-- BEGIN Supplied data --

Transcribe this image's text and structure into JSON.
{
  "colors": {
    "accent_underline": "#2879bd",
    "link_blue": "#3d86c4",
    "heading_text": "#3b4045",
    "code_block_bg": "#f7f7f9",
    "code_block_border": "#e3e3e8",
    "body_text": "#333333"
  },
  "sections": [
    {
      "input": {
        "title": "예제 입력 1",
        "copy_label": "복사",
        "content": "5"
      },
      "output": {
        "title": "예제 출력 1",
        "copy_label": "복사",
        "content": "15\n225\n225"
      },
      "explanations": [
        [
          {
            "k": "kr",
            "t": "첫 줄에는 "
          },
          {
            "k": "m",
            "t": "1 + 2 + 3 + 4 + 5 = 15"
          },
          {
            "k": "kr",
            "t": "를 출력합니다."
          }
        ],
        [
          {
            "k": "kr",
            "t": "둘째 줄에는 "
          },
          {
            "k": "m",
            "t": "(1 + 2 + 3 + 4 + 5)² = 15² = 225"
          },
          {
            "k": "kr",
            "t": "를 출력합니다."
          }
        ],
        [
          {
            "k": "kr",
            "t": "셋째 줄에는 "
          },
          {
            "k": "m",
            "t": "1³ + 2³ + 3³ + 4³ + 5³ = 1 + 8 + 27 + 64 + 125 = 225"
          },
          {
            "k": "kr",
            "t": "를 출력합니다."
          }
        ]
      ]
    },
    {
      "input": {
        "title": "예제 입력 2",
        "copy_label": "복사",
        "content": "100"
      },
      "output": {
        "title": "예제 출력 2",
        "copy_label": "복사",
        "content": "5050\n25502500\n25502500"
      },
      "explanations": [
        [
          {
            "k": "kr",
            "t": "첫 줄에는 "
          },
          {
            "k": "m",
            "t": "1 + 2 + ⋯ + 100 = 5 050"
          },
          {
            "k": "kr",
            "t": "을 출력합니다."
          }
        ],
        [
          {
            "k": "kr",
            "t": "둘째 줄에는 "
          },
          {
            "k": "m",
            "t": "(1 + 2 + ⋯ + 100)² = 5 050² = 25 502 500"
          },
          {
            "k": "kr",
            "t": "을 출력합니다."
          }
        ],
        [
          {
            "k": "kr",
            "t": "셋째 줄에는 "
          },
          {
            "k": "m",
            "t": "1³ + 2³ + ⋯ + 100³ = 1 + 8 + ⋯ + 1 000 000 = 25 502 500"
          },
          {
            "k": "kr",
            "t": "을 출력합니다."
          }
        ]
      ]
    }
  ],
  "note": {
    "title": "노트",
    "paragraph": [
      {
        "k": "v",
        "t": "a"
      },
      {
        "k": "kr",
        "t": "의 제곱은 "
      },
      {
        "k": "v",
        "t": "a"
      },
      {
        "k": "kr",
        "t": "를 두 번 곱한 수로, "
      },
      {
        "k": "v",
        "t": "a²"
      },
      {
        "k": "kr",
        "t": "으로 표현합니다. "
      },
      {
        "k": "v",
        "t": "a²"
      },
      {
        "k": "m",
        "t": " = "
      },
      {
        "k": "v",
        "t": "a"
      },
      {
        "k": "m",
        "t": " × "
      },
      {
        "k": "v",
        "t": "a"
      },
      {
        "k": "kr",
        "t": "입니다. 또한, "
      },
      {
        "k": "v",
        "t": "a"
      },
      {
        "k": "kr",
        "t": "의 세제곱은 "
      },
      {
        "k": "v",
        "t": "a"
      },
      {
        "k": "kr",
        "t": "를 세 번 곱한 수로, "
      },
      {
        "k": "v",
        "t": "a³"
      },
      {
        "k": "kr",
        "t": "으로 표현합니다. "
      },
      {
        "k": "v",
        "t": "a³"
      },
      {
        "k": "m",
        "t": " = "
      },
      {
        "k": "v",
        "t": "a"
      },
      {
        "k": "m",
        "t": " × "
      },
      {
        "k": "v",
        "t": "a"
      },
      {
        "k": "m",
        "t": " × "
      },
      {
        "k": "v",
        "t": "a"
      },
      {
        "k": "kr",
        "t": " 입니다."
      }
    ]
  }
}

-- END Supplied data --

Task description: Find every line in the records that contains the word "content"; copy those lines.

Answer to this problem:
        "content": "5"
        "content": "15\n225\n225"
        "content": "100"
        "content": "5050\n25502500\n25502500"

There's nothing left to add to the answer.